§ **Instructions for the task**: Using the data beneath, show every line that includes the word "label".

§ **Input data**:
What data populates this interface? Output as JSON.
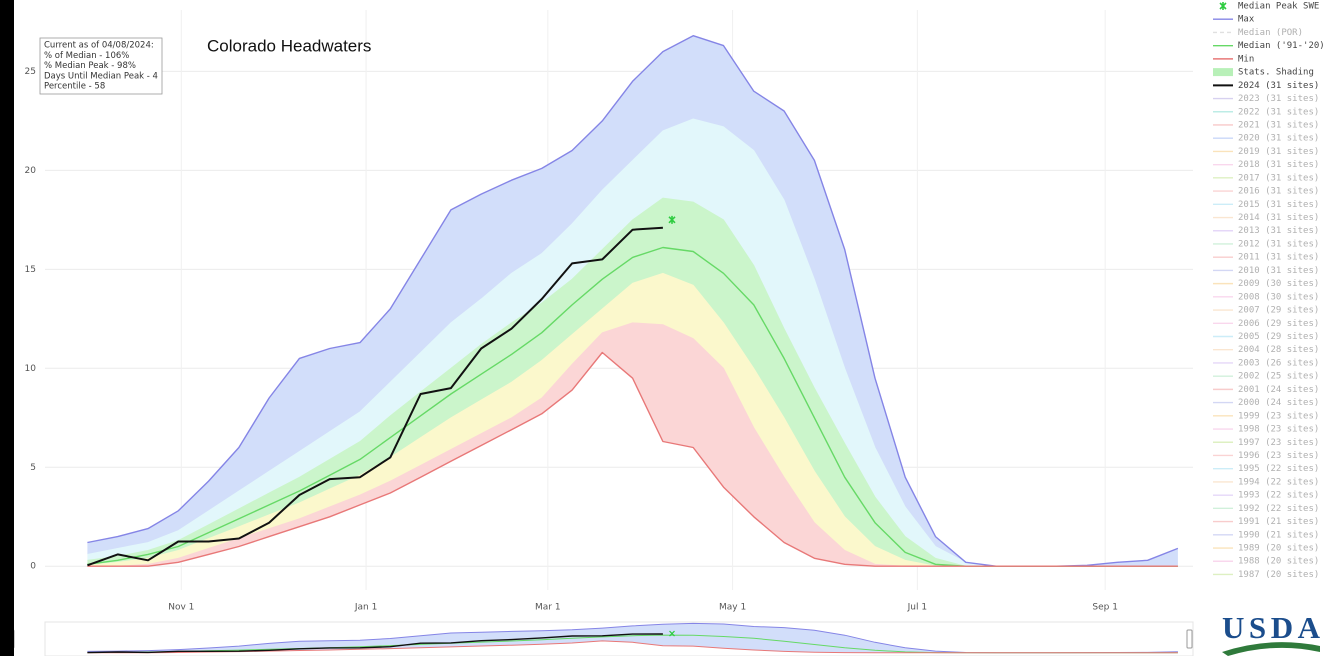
{
  "chart_data": {
    "type": "line",
    "title": "Colorado Headwaters",
    "annotation": [
      "Current as of 04/08/2024:",
      "% of Median - 106%",
      "% Median Peak - 98%",
      "Days Until Median Peak - 4",
      "Percentile - 58"
    ],
    "x": [
      0,
      10,
      20,
      30,
      40,
      50,
      60,
      70,
      80,
      90,
      100,
      110,
      120,
      130,
      140,
      150,
      160,
      170,
      180,
      190,
      200,
      210,
      220,
      230,
      240,
      250,
      260,
      270,
      280,
      290,
      300,
      310,
      320,
      330,
      340,
      350,
      360
    ],
    "xlim": [
      -14,
      365
    ],
    "xticks": [
      {
        "value": 31,
        "label": "Nov 1"
      },
      {
        "value": 92,
        "label": "Jan 1"
      },
      {
        "value": 152,
        "label": "Mar 1"
      },
      {
        "value": 213,
        "label": "May 1"
      },
      {
        "value": 274,
        "label": "Jul 1"
      },
      {
        "value": 336,
        "label": "Sep 1"
      }
    ],
    "ylim": [
      -1.2,
      28.1
    ],
    "yticks": [
      0,
      5,
      10,
      15,
      20,
      25
    ],
    "grid": true,
    "median_peak": {
      "name": "Median Peak SWE",
      "x": 193,
      "y": 17.5,
      "color": "#2ecc40"
    },
    "stats_shading": {
      "name": "Stats. Shading",
      "color": "#b8f0b8",
      "colors": [
        "#d2defa",
        "#e2f7fb",
        "#cbf5cb",
        "#fbf8cc",
        "#fbd6d6"
      ],
      "levels": [
        [
          0.6,
          0.9,
          1.2,
          1.8,
          2.8,
          3.8,
          4.8,
          5.8,
          6.8,
          7.8,
          9.3,
          10.8,
          12.3,
          13.5,
          14.8,
          15.8,
          17.3,
          19.0,
          20.5,
          22.0,
          22.6,
          22.2,
          21.0,
          18.5,
          14.5,
          10.0,
          6.0,
          3.0,
          1.0,
          0.2,
          0,
          0,
          0,
          0,
          0,
          0,
          0
        ],
        [
          0.3,
          0.5,
          0.8,
          1.3,
          2.1,
          2.9,
          3.7,
          4.5,
          5.4,
          6.3,
          7.6,
          8.8,
          10.0,
          11.2,
          12.3,
          13.3,
          14.5,
          16.0,
          17.5,
          18.6,
          18.4,
          17.5,
          15.2,
          12.0,
          9.0,
          6.2,
          3.5,
          1.5,
          0.4,
          0,
          0,
          0,
          0,
          0,
          0,
          0,
          0
        ],
        [
          0.05,
          0.2,
          0.4,
          0.8,
          1.4,
          2.0,
          2.6,
          3.2,
          3.9,
          4.6,
          5.5,
          6.5,
          7.5,
          8.4,
          9.3,
          10.4,
          11.7,
          13.0,
          14.3,
          14.8,
          14.2,
          12.3,
          10.0,
          7.5,
          4.8,
          2.5,
          1.0,
          0.3,
          0,
          0,
          0,
          0,
          0,
          0,
          0,
          0,
          0
        ],
        [
          0,
          0,
          0.1,
          0.4,
          0.9,
          1.4,
          1.9,
          2.4,
          3.0,
          3.6,
          4.3,
          5.1,
          5.9,
          6.7,
          7.5,
          8.5,
          10.2,
          11.8,
          12.3,
          12.2,
          11.5,
          10.0,
          7.0,
          4.5,
          2.2,
          0.8,
          0.1,
          0,
          0,
          0,
          0,
          0,
          0,
          0,
          0,
          0,
          0
        ]
      ]
    },
    "series": [
      {
        "name": "Max",
        "color": "#8585e6",
        "values": [
          1.2,
          1.5,
          1.9,
          2.8,
          4.3,
          6.0,
          8.5,
          10.5,
          11.0,
          11.3,
          13.0,
          15.5,
          18.0,
          18.8,
          19.5,
          20.1,
          21.0,
          22.5,
          24.5,
          26.0,
          26.8,
          26.3,
          24.0,
          23.0,
          20.5,
          16.0,
          9.5,
          4.5,
          1.5,
          0.2,
          0,
          0,
          0,
          0.05,
          0.2,
          0.3,
          0.9
        ]
      },
      {
        "name": "Median (POR)",
        "color": "#bbbbbb",
        "visible": false
      },
      {
        "name": "Median ('91-'20)",
        "color": "#66d966",
        "values": [
          0.1,
          0.3,
          0.6,
          1.0,
          1.7,
          2.4,
          3.1,
          3.8,
          4.6,
          5.4,
          6.5,
          7.6,
          8.7,
          9.7,
          10.7,
          11.8,
          13.2,
          14.5,
          15.6,
          16.1,
          15.9,
          14.8,
          13.2,
          10.5,
          7.5,
          4.5,
          2.2,
          0.7,
          0.1,
          0,
          0,
          0,
          0,
          0,
          0,
          0,
          0
        ]
      },
      {
        "name": "Min",
        "color": "#e87878",
        "values": [
          0,
          0,
          0,
          0.2,
          0.6,
          1.0,
          1.5,
          2.0,
          2.5,
          3.1,
          3.7,
          4.5,
          5.3,
          6.1,
          6.9,
          7.7,
          8.9,
          10.8,
          9.5,
          6.3,
          6.0,
          4.0,
          2.5,
          1.2,
          0.4,
          0.1,
          0,
          0,
          0,
          0,
          0,
          0,
          0,
          0,
          0,
          0,
          0
        ]
      },
      {
        "name": "2024 (31 sites)",
        "color": "#111111",
        "values": [
          0.05,
          0.6,
          0.3,
          1.25,
          1.25,
          1.4,
          2.2,
          3.6,
          4.4,
          4.5,
          5.5,
          8.7,
          9.0,
          11.0,
          12.0,
          13.5,
          15.3,
          15.5,
          17.0,
          17.1,
          null,
          null,
          null,
          null,
          null,
          null,
          null,
          null,
          null,
          null,
          null,
          null,
          null,
          null,
          null,
          null,
          null
        ]
      },
      {
        "name": "2023 (31 sites)",
        "color": "#a79be0",
        "visible": false
      },
      {
        "name": "2022 (31 sites)",
        "color": "#6fd6c8",
        "visible": false
      },
      {
        "name": "2021 (31 sites)",
        "color": "#f08a8a",
        "visible": false
      },
      {
        "name": "2020 (31 sites)",
        "color": "#8aa7f0",
        "visible": false
      },
      {
        "name": "2019 (31 sites)",
        "color": "#f5c26b",
        "visible": false
      },
      {
        "name": "2018 (31 sites)",
        "color": "#f2a7d9",
        "visible": false
      },
      {
        "name": "2017 (31 sites)",
        "color": "#b7e07a",
        "visible": false
      },
      {
        "name": "2016 (31 sites)",
        "color": "#f5a0a0",
        "visible": false
      },
      {
        "name": "2015 (31 sites)",
        "color": "#8fd9f0",
        "visible": false
      },
      {
        "name": "2014 (31 sites)",
        "color": "#f5c99a",
        "visible": false
      },
      {
        "name": "2013 (31 sites)",
        "color": "#c7a8f0",
        "visible": false
      },
      {
        "name": "2012 (31 sites)",
        "color": "#9be0b0",
        "visible": false
      },
      {
        "name": "2011 (31 sites)",
        "color": "#f09090",
        "visible": false
      },
      {
        "name": "2010 (31 sites)",
        "color": "#9fa8e8",
        "visible": false
      },
      {
        "name": "2009 (30 sites)",
        "color": "#f5c26b",
        "visible": false
      },
      {
        "name": "2008 (30 sites)",
        "color": "#f2a7d9",
        "visible": false
      },
      {
        "name": "2007 (29 sites)",
        "color": "#f5c99a",
        "visible": false
      },
      {
        "name": "2006 (29 sites)",
        "color": "#f2a7d9",
        "visible": false
      },
      {
        "name": "2005 (29 sites)",
        "color": "#8fd9f0",
        "visible": false
      },
      {
        "name": "2004 (28 sites)",
        "color": "#f5c99a",
        "visible": false
      },
      {
        "name": "2003 (26 sites)",
        "color": "#c7a8f0",
        "visible": false
      },
      {
        "name": "2002 (25 sites)",
        "color": "#9be0b0",
        "visible": false
      },
      {
        "name": "2001 (24 sites)",
        "color": "#f09090",
        "visible": false
      },
      {
        "name": "2000 (24 sites)",
        "color": "#9fa8e8",
        "visible": false
      },
      {
        "name": "1999 (23 sites)",
        "color": "#f5c26b",
        "visible": false
      },
      {
        "name": "1998 (23 sites)",
        "color": "#f2a7d9",
        "visible": false
      },
      {
        "name": "1997 (23 sites)",
        "color": "#b7e07a",
        "visible": false
      },
      {
        "name": "1996 (23 sites)",
        "color": "#f5a0a0",
        "visible": false
      },
      {
        "name": "1995 (22 sites)",
        "color": "#8fd9f0",
        "visible": false
      },
      {
        "name": "1994 (22 sites)",
        "color": "#f5c99a",
        "visible": false
      },
      {
        "name": "1993 (22 sites)",
        "color": "#c7a8f0",
        "visible": false
      },
      {
        "name": "1992 (22 sites)",
        "color": "#9be0b0",
        "visible": false
      },
      {
        "name": "1991 (21 sites)",
        "color": "#f09090",
        "visible": false
      },
      {
        "name": "1990 (21 sites)",
        "color": "#9fa8e8",
        "visible": false
      },
      {
        "name": "1989 (20 sites)",
        "color": "#f5c26b",
        "visible": false
      },
      {
        "name": "1988 (20 sites)",
        "color": "#f2a7d9",
        "visible": false
      },
      {
        "name": "1987 (20 sites)",
        "color": "#b7e07a",
        "visible": false
      }
    ]
  },
  "logo": "USDA"
}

§ **Answer to this exercise**:
        "label": "Nov 1"
        "label": "Jan 1"
        "label": "Mar 1"
        "label": "May 1"
        "label": "Jul 1"
        "label": "Sep 1"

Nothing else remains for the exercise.